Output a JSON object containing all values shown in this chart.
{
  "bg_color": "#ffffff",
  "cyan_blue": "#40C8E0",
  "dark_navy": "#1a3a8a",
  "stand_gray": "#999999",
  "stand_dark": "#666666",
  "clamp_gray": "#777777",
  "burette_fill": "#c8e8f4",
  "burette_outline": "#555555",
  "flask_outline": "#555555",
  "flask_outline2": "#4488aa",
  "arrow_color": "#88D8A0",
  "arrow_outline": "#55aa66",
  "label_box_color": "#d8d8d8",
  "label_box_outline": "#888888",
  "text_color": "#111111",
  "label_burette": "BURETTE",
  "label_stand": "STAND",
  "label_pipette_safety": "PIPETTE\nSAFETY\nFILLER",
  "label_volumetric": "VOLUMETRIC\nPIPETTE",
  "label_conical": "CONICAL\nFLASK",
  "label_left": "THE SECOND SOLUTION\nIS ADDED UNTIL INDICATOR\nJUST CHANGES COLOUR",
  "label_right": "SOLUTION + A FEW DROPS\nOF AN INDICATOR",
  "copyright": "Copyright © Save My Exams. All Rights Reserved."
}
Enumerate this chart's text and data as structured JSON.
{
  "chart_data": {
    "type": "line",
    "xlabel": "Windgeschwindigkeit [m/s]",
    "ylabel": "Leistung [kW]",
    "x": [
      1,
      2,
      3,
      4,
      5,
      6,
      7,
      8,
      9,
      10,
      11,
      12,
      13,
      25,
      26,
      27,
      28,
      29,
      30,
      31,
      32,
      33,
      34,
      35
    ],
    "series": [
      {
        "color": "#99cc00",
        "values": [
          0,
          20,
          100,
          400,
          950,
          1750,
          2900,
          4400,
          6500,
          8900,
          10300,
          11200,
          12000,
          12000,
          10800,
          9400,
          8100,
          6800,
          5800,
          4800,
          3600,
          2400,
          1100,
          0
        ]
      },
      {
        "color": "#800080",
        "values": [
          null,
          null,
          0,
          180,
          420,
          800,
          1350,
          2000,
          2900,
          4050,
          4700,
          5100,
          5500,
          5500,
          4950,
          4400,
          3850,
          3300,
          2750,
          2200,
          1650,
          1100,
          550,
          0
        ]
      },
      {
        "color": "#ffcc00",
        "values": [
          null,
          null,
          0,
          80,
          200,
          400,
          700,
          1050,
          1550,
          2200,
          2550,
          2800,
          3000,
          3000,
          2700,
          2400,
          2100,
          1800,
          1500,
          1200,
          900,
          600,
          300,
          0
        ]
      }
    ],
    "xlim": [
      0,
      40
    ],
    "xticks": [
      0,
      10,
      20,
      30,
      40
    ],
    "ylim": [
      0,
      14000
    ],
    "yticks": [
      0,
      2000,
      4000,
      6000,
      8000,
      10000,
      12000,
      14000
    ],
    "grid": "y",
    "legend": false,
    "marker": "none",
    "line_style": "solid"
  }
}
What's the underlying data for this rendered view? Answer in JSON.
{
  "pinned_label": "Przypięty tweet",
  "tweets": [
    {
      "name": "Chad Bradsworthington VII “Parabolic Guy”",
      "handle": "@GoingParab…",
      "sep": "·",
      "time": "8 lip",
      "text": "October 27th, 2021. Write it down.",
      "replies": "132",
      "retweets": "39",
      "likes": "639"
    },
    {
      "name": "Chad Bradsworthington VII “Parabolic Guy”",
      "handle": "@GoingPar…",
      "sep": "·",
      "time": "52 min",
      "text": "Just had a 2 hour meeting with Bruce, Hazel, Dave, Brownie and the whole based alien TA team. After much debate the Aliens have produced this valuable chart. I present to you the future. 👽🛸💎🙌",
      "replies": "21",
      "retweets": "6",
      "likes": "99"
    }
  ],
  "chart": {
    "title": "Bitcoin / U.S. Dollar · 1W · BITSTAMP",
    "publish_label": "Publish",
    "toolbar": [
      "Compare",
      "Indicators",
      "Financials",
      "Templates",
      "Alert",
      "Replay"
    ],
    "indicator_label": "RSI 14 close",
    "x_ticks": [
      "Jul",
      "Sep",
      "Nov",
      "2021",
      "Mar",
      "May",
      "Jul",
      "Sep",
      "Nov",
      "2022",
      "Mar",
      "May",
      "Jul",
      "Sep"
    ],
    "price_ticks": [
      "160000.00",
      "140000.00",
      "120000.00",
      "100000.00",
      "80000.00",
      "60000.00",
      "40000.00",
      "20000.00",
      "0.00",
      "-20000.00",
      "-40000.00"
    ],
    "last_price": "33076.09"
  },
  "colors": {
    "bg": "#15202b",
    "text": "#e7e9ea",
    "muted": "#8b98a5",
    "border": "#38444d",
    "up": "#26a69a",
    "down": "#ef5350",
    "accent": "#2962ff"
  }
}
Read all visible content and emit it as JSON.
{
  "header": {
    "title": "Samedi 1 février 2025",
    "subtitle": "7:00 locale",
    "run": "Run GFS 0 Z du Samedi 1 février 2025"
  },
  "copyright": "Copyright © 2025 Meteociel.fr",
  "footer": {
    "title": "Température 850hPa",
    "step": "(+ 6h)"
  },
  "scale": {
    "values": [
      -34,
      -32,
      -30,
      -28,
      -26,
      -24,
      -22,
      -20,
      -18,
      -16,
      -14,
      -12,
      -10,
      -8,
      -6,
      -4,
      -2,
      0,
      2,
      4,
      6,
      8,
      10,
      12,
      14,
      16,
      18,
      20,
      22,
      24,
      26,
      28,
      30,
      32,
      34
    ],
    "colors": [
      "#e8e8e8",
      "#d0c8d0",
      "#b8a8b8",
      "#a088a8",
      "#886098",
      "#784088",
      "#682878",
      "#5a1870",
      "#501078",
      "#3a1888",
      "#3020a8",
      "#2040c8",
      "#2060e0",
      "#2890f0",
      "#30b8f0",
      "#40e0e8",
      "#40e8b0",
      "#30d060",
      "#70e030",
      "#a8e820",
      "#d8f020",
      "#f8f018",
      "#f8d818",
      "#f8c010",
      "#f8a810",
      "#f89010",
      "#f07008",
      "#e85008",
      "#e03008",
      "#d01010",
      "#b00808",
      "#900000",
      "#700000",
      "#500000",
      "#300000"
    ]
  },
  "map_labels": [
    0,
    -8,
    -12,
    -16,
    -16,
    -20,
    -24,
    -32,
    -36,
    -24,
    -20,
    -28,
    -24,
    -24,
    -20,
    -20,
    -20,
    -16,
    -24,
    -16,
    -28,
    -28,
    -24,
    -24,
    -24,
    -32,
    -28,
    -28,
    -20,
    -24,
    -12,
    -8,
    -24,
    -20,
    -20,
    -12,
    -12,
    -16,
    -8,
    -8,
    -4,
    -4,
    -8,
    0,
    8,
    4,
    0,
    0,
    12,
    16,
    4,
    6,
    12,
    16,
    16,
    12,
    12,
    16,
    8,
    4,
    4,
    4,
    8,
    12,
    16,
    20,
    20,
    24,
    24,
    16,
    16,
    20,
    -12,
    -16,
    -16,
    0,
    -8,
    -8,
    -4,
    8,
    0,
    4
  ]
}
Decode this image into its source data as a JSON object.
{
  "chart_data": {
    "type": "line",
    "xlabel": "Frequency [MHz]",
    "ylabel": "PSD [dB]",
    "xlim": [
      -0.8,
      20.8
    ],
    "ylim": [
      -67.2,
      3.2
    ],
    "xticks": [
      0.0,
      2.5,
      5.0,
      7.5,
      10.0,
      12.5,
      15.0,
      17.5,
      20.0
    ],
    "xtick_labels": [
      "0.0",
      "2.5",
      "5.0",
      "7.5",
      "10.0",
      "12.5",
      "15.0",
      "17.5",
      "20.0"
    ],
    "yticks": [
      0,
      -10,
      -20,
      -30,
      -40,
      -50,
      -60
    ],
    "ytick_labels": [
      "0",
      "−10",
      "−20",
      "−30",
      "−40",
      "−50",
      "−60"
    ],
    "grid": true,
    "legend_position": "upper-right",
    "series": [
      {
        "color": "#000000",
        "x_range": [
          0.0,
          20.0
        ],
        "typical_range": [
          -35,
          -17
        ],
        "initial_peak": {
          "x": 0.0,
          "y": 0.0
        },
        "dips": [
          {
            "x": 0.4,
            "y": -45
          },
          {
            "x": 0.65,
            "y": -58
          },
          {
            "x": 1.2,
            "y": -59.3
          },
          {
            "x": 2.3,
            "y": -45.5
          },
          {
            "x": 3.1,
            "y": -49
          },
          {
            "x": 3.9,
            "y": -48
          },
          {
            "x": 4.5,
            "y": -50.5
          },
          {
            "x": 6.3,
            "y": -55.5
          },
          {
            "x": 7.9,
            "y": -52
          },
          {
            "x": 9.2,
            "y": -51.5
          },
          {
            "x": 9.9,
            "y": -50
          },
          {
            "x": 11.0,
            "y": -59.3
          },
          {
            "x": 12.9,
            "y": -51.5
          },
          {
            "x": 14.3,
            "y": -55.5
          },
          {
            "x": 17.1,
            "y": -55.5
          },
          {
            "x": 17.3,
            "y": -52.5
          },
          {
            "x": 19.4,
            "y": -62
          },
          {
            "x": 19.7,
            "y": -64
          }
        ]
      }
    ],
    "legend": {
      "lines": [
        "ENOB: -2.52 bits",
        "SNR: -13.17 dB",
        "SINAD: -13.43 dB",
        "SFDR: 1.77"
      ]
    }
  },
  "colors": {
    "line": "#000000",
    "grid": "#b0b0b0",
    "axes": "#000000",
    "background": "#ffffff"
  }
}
══════════
## Set task
Filter the records above for lines containing the word "Samedi", and copy those lines.

## Worked solution
    "title": "Samedi 1 février 2025",
    "run": "Run GFS 0 Z du Samedi 1 février 2025"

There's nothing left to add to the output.